◆ **What the task asks**: Copy out every record below with complete accuracy.

◆ **Input material**:
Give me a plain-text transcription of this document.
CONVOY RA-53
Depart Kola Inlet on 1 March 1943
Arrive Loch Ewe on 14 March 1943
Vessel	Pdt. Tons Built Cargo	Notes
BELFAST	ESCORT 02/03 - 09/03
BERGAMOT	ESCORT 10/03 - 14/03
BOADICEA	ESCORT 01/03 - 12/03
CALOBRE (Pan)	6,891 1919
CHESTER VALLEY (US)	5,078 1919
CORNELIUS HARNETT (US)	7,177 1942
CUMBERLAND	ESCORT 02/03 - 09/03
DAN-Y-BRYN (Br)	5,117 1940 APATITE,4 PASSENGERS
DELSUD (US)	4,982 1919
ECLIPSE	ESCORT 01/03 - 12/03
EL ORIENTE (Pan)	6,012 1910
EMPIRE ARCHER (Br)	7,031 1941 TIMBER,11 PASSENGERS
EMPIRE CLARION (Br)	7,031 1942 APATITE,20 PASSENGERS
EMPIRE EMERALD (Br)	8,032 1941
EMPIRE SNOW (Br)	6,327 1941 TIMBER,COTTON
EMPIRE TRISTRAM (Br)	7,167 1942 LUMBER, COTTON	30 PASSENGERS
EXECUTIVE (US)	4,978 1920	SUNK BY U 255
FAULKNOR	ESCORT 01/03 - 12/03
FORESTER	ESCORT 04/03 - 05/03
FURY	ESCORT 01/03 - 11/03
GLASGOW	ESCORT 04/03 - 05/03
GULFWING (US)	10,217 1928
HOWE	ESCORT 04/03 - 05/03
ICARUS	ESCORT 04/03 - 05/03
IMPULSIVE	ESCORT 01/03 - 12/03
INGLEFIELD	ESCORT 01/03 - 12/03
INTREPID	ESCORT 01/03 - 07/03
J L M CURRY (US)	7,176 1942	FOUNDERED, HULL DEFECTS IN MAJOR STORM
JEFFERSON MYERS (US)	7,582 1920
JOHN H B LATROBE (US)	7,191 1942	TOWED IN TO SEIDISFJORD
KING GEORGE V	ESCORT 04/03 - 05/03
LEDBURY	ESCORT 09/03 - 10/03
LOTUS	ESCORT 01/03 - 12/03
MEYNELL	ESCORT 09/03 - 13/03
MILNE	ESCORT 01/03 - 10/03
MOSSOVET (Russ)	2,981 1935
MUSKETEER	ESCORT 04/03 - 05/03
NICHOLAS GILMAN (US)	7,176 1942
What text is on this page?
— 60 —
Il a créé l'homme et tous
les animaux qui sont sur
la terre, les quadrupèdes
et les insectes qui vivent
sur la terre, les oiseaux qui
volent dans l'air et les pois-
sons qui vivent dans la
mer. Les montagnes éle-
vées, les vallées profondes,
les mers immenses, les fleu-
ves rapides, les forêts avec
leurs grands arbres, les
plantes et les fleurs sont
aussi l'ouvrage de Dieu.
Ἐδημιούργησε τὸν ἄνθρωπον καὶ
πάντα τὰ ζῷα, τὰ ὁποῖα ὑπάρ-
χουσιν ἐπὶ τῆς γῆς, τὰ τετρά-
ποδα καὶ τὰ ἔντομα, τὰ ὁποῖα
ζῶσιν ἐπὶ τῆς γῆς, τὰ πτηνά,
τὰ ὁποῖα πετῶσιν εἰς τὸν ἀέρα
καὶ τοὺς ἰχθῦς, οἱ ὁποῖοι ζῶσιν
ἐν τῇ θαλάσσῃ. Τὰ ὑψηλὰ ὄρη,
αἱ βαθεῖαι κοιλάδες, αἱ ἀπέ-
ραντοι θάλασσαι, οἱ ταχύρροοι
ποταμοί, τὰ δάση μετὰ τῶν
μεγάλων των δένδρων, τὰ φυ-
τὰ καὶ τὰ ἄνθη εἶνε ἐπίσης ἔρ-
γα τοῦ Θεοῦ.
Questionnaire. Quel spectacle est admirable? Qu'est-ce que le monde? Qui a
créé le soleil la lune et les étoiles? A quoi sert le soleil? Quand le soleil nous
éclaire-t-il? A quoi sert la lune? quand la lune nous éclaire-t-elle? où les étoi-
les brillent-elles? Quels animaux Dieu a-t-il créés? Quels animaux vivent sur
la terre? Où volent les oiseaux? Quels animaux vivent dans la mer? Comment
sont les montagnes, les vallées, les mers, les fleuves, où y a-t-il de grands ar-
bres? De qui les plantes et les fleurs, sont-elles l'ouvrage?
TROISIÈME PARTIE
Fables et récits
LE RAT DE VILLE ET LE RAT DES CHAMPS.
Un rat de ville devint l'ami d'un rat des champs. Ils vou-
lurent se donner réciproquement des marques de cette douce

◆ **Reply**:
Give me a plain-text transcription of this document.
CONVOY RA-53
Depart Kola Inlet on 1 March 1943
Arrive Loch Ewe on 14 March 1943
Vessel	Pdt. Tons Built Cargo	Notes
BELFAST	ESCORT 02/03 - 09/03
BERGAMOT	ESCORT 10/03 - 14/03
BOADICEA	ESCORT 01/03 - 12/03
CALOBRE (Pan)	6,891 1919
CHESTER VALLEY (US)	5,078 1919
CORNELIUS HARNETT (US)	7,177 1942
CUMBERLAND	ESCORT 02/03 - 09/03
DAN-Y-BRYN (Br)	5,117 1940 APATITE,4 PASSENGERS
DELSUD (US)	4,982 1919
ECLIPSE	ESCORT 01/03 - 12/03
EL ORIENTE (Pan)	6,012 1910
EMPIRE ARCHER (Br)	7,031 1941 TIMBER,11 PASSENGERS
EMPIRE CLARION (Br)	7,031 1942 APATITE,20 PASSENGERS
EMPIRE EMERALD (Br)	8,032 1941
EMPIRE SNOW (Br)	6,327 1941 TIMBER,COTTON
EMPIRE TRISTRAM (Br)	7,167 1942 LUMBER, COTTON	30 PASSENGERS
EXECUTIVE (US)	4,978 1920	SUNK BY U 255
FAULKNOR	ESCORT 01/03 - 12/03
FORESTER	ESCORT 04/03 - 05/03
FURY	ESCORT 01/03 - 11/03
GLASGOW	ESCORT 04/03 - 05/03
GULFWING (US)	10,217 1928
HOWE	ESCORT 04/03 - 05/03
ICARUS	ESCORT 04/03 - 05/03
IMPULSIVE	ESCORT 01/03 - 12/03
INGLEFIELD	ESCORT 01/03 - 12/03
INTREPID	ESCORT 01/03 - 07/03
J L M CURRY (US)	7,176 1942	FOUNDERED, HULL DEFECTS IN MAJOR STORM
JEFFERSON MYERS (US)	7,582 1920
JOHN H B LATROBE (US)	7,191 1942	TOWED IN TO SEIDISFJORD
KING GEORGE V	ESCORT 04/03 - 05/03
LEDBURY	ESCORT 09/03 - 10/03
LOTUS	ESCORT 01/03 - 12/03
MEYNELL	ESCORT 09/03 - 13/03
MILNE	ESCORT 01/03 - 10/03
MOSSOVET (Russ)	2,981 1935
MUSKETEER	ESCORT 04/03 - 05/03
NICHOLAS GILMAN (US)	7,176 1942
What text is on this page?
— 60 —
Il a créé l'homme et tous
les animaux qui sont sur
la terre, les quadrupèdes
et les insectes qui vivent
sur la terre, les oiseaux qui
volent dans l'air et les pois-
sons qui vivent dans la
mer. Les montagnes éle-
vées, les vallées profondes,
les mers immenses, les fleu-
ves rapides, les forêts avec
leurs grands arbres, les
plantes et les fleurs sont
aussi l'ouvrage de Dieu.
Ἐδημιούργησε τὸν ἄνθρωπον καὶ
πάντα τὰ ζῷα, τὰ ὁποῖα ὑπάρ-
χουσιν ἐπὶ τῆς γῆς, τὰ τετρά-
ποδα καὶ τὰ ἔντομα, τὰ ὁποῖα
ζῶσιν ἐπὶ τῆς γῆς, τὰ πτηνά,
τὰ ὁποῖα πετῶσιν εἰς τὸν ἀέρα
καὶ τοὺς ἰχθῦς, οἱ ὁποῖοι ζῶσιν
ἐν τῇ θαλάσσῃ. Τὰ ὑψηλὰ ὄρη,
αἱ βαθεῖαι κοιλάδες, αἱ ἀπέ-
ραντοι θάλασσαι, οἱ ταχύρροοι
ποταμοί, τὰ δάση μετὰ τῶν
μεγάλων των δένδρων, τὰ φυ-
τὰ καὶ τὰ ἄνθη εἶνε ἐπίσης ἔρ-
γα τοῦ Θεοῦ.
Questionnaire. Quel spectacle est admirable? Qu'est-ce que le monde? Qui a
créé le soleil la lune et les étoiles? A quoi sert le soleil? Quand le soleil nous
éclaire-t-il? A quoi sert la lune? quand la lune nous éclaire-t-elle? où les étoi-
les brillent-elles? Quels animaux Dieu a-t-il créés? Quels animaux vivent sur
la terre? Où volent les oiseaux? Quels animaux vivent dans la mer? Comment
sont les montagnes, les vallées, les mers, les fleuves, où y a-t-il de grands ar-
bres? De qui les plantes et les fleurs, sont-elles l'ouvrage?
TROISIÈME PARTIE
Fables et récits
LE RAT DE VILLE ET LE RAT DES CHAMPS.
Un rat de ville devint l'ami d'un rat des champs. Ils vou-
lurent se donner réciproquement des marques de cette douce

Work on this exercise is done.